# THE REQUEST
Collect all lines below with the string "镜头下的蓝海".

# DATA SHOWN
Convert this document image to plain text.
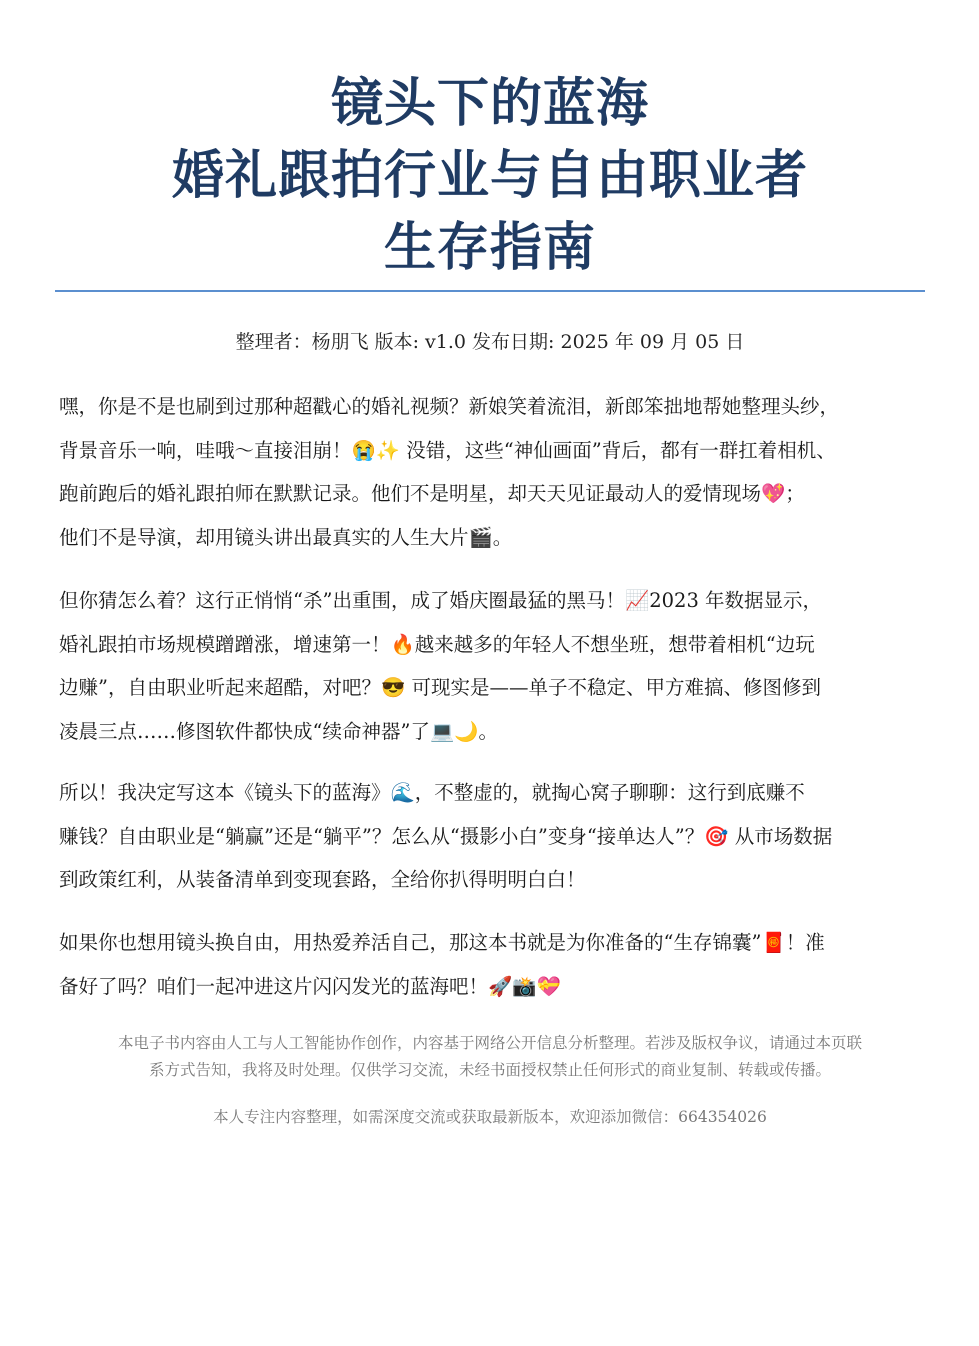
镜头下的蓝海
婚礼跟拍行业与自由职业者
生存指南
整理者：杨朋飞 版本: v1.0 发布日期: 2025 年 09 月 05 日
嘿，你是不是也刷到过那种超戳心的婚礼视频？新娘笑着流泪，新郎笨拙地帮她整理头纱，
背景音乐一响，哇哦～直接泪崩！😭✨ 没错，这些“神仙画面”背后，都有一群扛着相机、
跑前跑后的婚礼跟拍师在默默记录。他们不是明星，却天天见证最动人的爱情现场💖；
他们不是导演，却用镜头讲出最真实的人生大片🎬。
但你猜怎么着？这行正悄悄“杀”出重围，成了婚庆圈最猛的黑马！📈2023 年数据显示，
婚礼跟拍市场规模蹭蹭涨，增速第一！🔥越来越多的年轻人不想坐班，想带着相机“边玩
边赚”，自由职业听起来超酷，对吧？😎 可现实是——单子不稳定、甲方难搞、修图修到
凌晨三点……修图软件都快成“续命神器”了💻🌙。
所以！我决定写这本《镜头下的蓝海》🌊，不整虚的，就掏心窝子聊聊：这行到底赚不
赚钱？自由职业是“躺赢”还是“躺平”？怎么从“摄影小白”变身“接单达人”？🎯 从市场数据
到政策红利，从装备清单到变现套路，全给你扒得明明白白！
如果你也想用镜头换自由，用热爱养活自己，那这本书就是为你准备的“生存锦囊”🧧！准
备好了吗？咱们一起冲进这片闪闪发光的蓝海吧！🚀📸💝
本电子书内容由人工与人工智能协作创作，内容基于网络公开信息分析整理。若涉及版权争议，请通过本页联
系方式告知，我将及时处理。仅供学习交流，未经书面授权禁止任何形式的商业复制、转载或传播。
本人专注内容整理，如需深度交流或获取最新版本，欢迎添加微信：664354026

# CORRECT OUTPUT
镜头下的蓝海
所以！我决定写这本《镜头下的蓝海》🌊，不整虚的，就掏心窝子聊聊：这行到底赚不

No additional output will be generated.